- **Goal of the exercise**
Extract each line from the entries below that has the string "marker" in it.

- **Dataset records**

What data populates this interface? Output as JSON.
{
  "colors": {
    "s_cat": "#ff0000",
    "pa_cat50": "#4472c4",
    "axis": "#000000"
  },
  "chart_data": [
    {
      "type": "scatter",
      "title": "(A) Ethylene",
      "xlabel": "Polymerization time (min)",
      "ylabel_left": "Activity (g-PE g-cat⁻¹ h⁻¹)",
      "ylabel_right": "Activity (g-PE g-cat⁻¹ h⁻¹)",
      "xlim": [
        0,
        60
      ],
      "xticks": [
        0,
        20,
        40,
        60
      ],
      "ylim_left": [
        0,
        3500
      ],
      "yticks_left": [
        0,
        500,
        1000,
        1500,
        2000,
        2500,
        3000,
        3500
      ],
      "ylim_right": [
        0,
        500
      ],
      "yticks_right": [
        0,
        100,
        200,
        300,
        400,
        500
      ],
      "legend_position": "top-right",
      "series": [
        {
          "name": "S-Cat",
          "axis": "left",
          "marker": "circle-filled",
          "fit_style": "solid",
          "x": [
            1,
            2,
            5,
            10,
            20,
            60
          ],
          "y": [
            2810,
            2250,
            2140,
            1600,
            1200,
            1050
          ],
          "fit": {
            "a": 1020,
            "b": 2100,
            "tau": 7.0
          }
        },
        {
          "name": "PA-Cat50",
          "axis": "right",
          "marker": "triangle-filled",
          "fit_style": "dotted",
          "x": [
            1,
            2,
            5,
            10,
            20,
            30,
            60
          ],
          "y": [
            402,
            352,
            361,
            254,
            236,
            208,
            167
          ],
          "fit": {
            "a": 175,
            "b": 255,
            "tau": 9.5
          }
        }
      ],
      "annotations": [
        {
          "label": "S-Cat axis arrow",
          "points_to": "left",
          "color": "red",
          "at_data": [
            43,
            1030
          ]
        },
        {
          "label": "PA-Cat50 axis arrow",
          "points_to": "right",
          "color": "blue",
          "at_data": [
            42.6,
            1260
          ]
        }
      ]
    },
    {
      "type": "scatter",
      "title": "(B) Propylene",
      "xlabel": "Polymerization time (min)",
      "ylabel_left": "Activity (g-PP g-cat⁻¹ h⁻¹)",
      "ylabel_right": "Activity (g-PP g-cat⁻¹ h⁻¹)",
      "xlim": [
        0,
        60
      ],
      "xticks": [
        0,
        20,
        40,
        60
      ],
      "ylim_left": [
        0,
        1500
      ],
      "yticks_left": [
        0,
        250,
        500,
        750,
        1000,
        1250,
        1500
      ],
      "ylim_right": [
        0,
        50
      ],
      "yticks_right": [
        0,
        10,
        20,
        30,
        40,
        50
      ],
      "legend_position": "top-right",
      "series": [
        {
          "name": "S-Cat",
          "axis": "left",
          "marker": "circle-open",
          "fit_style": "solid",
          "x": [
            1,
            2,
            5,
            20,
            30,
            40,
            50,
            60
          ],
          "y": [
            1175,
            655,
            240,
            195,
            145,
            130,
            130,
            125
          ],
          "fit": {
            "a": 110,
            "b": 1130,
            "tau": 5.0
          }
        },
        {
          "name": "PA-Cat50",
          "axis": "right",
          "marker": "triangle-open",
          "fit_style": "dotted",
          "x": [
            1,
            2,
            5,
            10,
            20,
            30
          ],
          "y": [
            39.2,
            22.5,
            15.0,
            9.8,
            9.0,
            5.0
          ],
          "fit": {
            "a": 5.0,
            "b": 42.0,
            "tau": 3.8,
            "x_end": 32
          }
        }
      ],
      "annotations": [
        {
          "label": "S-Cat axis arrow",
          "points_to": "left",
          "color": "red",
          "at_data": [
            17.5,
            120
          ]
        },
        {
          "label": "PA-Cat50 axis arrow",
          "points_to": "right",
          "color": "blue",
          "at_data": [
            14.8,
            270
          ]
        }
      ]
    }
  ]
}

- **Task answer**
          "marker": "circle-filled",
          "marker": "triangle-filled",
          "marker": "circle-open",
          "marker": "triangle-open",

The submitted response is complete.